## PROMPT
Please count the lines in the listing below where the word "frac" appears. Give the number only.

++++++

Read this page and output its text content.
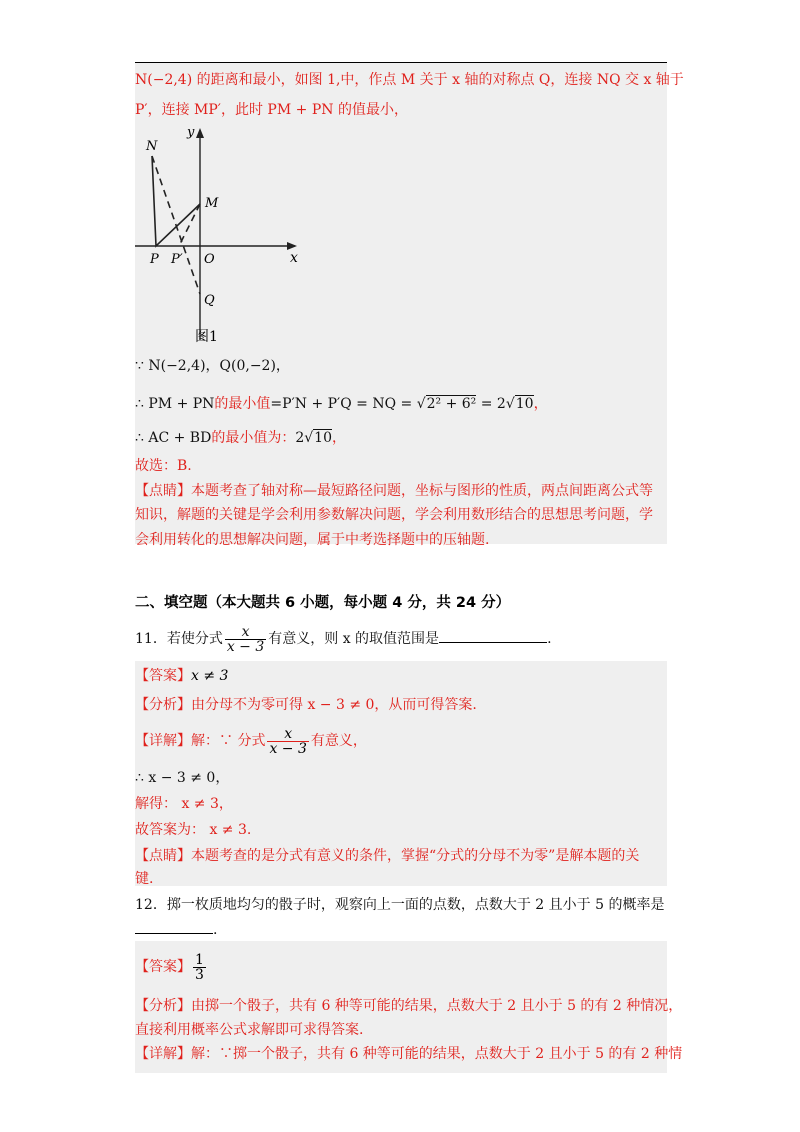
N(−2,4) 的距离和最小，如图 1,中，作点 M 关于 x 轴的对称点 Q，连接 NQ 交 x 轴于
P′，连接 MP′，此时 PM + PN 的值最小，
y
x
N
M
P P′ O
Q
图1
∵ N(−2,4)，Q(0,−2)，
∴ PM + PN的最小值=P′N + P′Q = NQ = √2² + 6² = 2√10，
∴ AC + BD的最小值为：2√10，
故选：B.
【点睛】本题考查了轴对称—最短路径问题，坐标与图形的性质，两点间距离公式等
知识，解题的关键是学会利用参数解决问题，学会利用数形结合的思想思考问题，学
会利用转化的思想解决问题，属于中考选择题中的压轴题.
二、填空题（本大题共 6 小题，每小题 4 分，共 24 分）
11．若使分式 $\frac{x}{x - 3}$ 有意义，则 x 的取值范围是	.
【答案】x ≠ 3
【分析】由分母不为零可得 x − 3 ≠ 0，从而可得答案.
【详解】解：∵ 分式 $\frac{x}{x - 3}$ 有意义，
∴ x − 3 ≠ 0，
解得： x ≠ 3，
故答案为： x ≠ 3.
【点睛】本题考查的是分式有意义的条件，掌握“分式的分母不为零”是解本题的关
键.
12．掷一枚质地均匀的骰子时，观察向上一面的点数，点数大于 2 且小于 5 的概率是
.
【答案】 $\frac{1}{3}$
【分析】由掷一个骰子，共有 6 种等可能的结果，点数大于 2 且小于 5 的有 2 种情况，
直接利用概率公式求解即可求得答案.
【详解】解：∵掷一个骰子，共有 6 种等可能的结果，点数大于 2 且小于 5 的有 2 种情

++++++

## RESPONSE TO THE TASK
3